* _Work instructions_:
In the entries below, find the lines that contain the word "color" and copy them.

* _Given entries_:
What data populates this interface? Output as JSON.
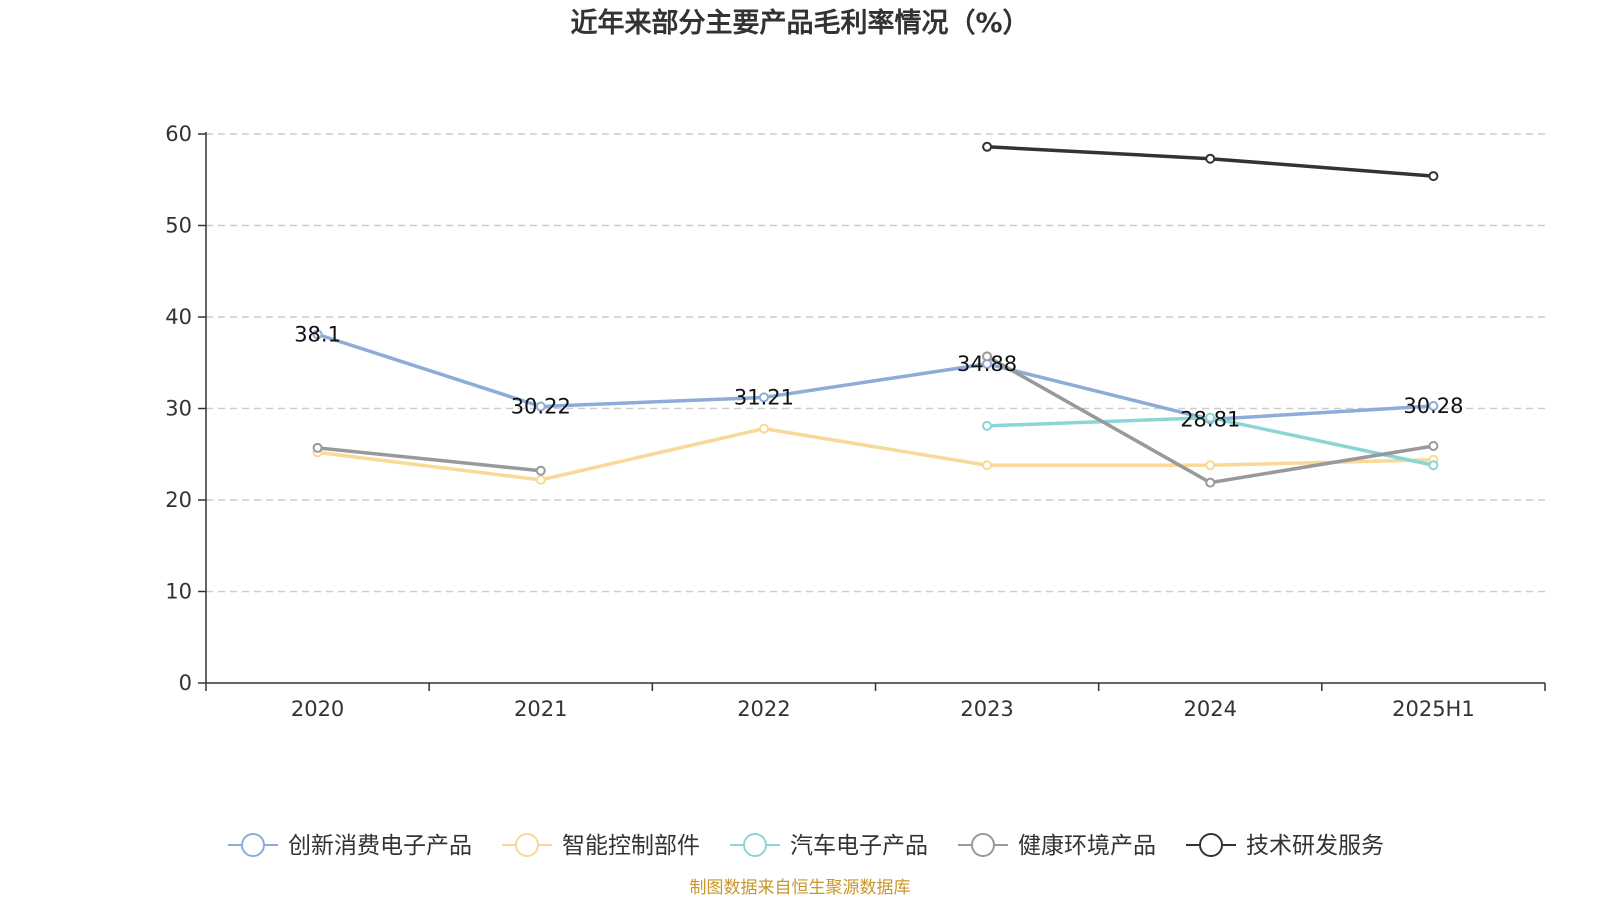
{
  "chart_data": {
    "type": "line",
    "title": "近年来部分主要产品毛利率情况（%）",
    "categories": [
      "2020",
      "2021",
      "2022",
      "2023",
      "2024",
      "2025H1"
    ],
    "yticks": [
      "0",
      "10",
      "20",
      "30",
      "40",
      "50",
      "60"
    ],
    "ylim": [
      0,
      60
    ],
    "grid": "horizontal dashed",
    "legend_position": "bottom",
    "series": [
      {
        "name": "创新消费电子产品",
        "color": "#8eacd8",
        "values": [
          38.1,
          30.22,
          31.21,
          34.88,
          28.81,
          30.28
        ],
        "labels": [
          "38.1",
          "30.22",
          "31.21",
          "34.88",
          "28.81",
          "30.28"
        ]
      },
      {
        "name": "智能控制部件",
        "color": "#f9d898",
        "values": [
          25.2,
          22.2,
          27.8,
          23.8,
          23.8,
          24.4
        ]
      },
      {
        "name": "汽车电子产品",
        "color": "#8ad6d6",
        "values": [
          null,
          null,
          null,
          28.1,
          29.0,
          23.8
        ]
      },
      {
        "name": "健康环境产品",
        "color": "#999999",
        "values": [
          25.7,
          23.2,
          null,
          35.7,
          21.9,
          25.9
        ]
      },
      {
        "name": "技术研发服务",
        "color": "#333333",
        "values": [
          null,
          null,
          null,
          58.6,
          57.3,
          55.4
        ]
      }
    ],
    "source": "制图数据来自恒生聚源数据库"
  }
}
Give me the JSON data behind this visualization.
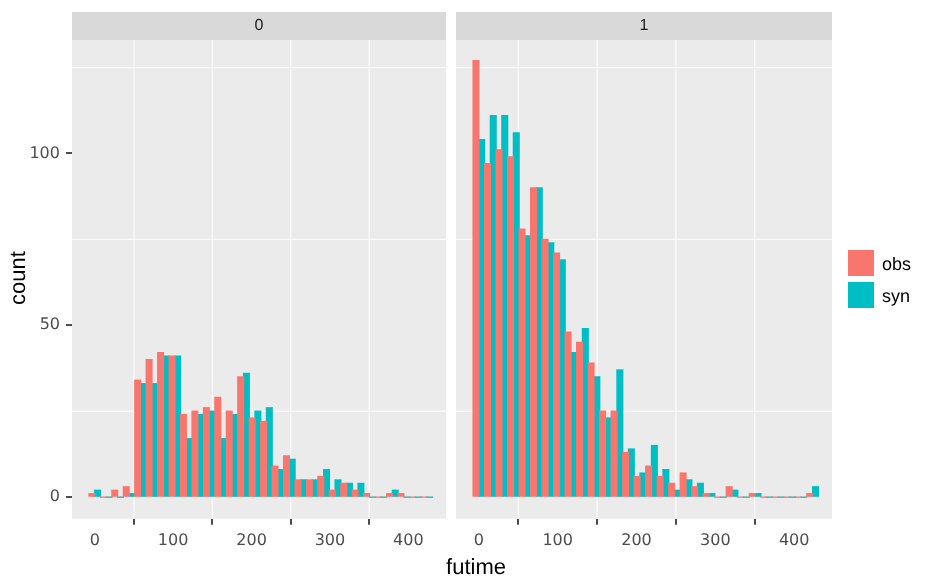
{
  "chart_data": [
    {
      "type": "histogram",
      "title": "0",
      "xlabel": "futime",
      "ylabel": "count",
      "bins": [
        -7.3,
        7.3,
        21.9,
        36.5,
        51.1,
        65.7,
        80.3,
        94.9,
        109.5,
        124.1,
        138.7,
        153.3,
        167.9,
        182.5,
        197.1,
        211.7,
        226.3,
        240.9,
        255.5,
        270.1,
        284.7,
        299.3,
        313.9,
        328.5,
        343.1,
        357.7,
        372.3,
        386.9,
        401.5,
        416.1,
        430.7
      ],
      "series": [
        {
          "name": "obs",
          "color": "#f8766d",
          "values": [
            1,
            0,
            2,
            3,
            34,
            40,
            42,
            41,
            24,
            25,
            26,
            29,
            25,
            35,
            23,
            22,
            9,
            12,
            5,
            5,
            6,
            2,
            4,
            2,
            1,
            0,
            1,
            1,
            0,
            0
          ]
        },
        {
          "name": "syn",
          "color": "#00bfc4",
          "values": [
            2,
            0,
            0,
            1,
            33,
            33,
            41,
            41,
            17,
            24,
            25,
            17,
            24,
            36,
            25,
            26,
            8,
            11,
            5,
            5,
            8,
            5,
            4,
            4,
            0,
            0,
            2,
            0,
            0,
            0
          ]
        }
      ],
      "xlim": [
        -29,
        448
      ],
      "xticks": [
        0,
        100,
        200,
        300,
        400
      ],
      "ylim": [
        -6.3,
        133
      ],
      "yticks": [
        0,
        50,
        100
      ],
      "grid": true,
      "legend": "right"
    },
    {
      "type": "histogram",
      "title": "1",
      "bins": [
        -7.3,
        7.3,
        21.9,
        36.5,
        51.1,
        65.7,
        80.3,
        94.9,
        109.5,
        124.1,
        138.7,
        153.3,
        167.9,
        182.5,
        197.1,
        211.7,
        226.3,
        240.9,
        255.5,
        270.1,
        284.7,
        299.3,
        313.9,
        328.5,
        343.1,
        357.7,
        372.3,
        386.9,
        401.5,
        416.1,
        430.7
      ],
      "series": [
        {
          "color": "#f8766d",
          "values": [
            127,
            97,
            101,
            99,
            78,
            90,
            75,
            71,
            48,
            45,
            39,
            25,
            25,
            13,
            6,
            9,
            6,
            4,
            7,
            3,
            1,
            0,
            3,
            0,
            1,
            0,
            0,
            0,
            0,
            1
          ]
        },
        {
          "color": "#00bfc4",
          "values": [
            104,
            111,
            111,
            106,
            76,
            90,
            74,
            69,
            42,
            49,
            35,
            23,
            37,
            14,
            7,
            15,
            8,
            2,
            5,
            4,
            1,
            0,
            2,
            0,
            1,
            0,
            0,
            0,
            0,
            3
          ]
        }
      ],
      "xlim": [
        -29,
        448
      ],
      "xticks": [
        0,
        100,
        200,
        300,
        400
      ],
      "ylim": [
        -6.3,
        133
      ],
      "yticks": [
        0,
        50,
        100
      ],
      "grid": true,
      "tick_labels": "x"
    }
  ]
}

* _Written answer_:
        "color": "#8eacd8",
        "color": "#f9d898",
        "color": "#8ad6d6",
        "color": "#999999",
        "color": "#333333",
          "color": "#f8766d",
          "color": "#00bfc4",
          "color": "#f8766d",
          "color": "#00bfc4",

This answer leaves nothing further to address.